* _WHAT YOU SHOULD DO_: From the entries below, count every line that contains the word "document". Please give the number and nothing else.

* _ENTRIES SHOWN_:
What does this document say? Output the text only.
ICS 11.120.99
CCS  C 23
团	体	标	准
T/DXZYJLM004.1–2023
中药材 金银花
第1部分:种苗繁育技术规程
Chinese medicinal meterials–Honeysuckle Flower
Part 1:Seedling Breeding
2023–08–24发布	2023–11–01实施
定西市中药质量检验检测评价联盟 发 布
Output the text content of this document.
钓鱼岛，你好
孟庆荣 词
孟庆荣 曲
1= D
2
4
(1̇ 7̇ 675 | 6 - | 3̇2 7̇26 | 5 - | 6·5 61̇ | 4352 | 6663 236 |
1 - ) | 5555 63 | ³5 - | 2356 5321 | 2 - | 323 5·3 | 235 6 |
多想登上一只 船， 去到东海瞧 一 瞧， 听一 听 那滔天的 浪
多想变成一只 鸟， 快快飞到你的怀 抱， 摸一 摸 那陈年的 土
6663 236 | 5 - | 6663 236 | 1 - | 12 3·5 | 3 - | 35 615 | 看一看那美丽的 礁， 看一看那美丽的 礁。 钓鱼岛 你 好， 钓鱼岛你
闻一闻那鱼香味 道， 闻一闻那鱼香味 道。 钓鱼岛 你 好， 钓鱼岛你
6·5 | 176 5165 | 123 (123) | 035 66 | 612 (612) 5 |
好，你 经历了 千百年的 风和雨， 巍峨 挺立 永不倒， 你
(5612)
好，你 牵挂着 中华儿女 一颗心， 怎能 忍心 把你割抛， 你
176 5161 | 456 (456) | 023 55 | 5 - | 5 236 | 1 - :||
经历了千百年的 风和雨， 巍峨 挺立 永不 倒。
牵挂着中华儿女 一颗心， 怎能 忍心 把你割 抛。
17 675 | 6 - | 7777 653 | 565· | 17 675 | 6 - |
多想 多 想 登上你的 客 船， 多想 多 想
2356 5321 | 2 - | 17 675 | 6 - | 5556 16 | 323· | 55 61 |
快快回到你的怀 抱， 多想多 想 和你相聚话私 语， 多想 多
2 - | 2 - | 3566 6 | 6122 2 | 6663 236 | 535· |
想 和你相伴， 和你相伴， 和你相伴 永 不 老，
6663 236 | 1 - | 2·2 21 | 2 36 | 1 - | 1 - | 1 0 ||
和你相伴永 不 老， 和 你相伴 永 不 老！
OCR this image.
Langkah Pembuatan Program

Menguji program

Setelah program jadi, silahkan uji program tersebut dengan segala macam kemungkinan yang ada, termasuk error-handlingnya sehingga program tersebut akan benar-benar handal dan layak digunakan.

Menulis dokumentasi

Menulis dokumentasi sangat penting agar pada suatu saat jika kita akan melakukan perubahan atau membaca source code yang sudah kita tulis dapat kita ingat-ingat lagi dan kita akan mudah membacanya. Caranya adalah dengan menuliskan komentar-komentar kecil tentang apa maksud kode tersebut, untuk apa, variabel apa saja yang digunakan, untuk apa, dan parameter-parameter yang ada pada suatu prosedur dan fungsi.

* _OUTPUT_: 2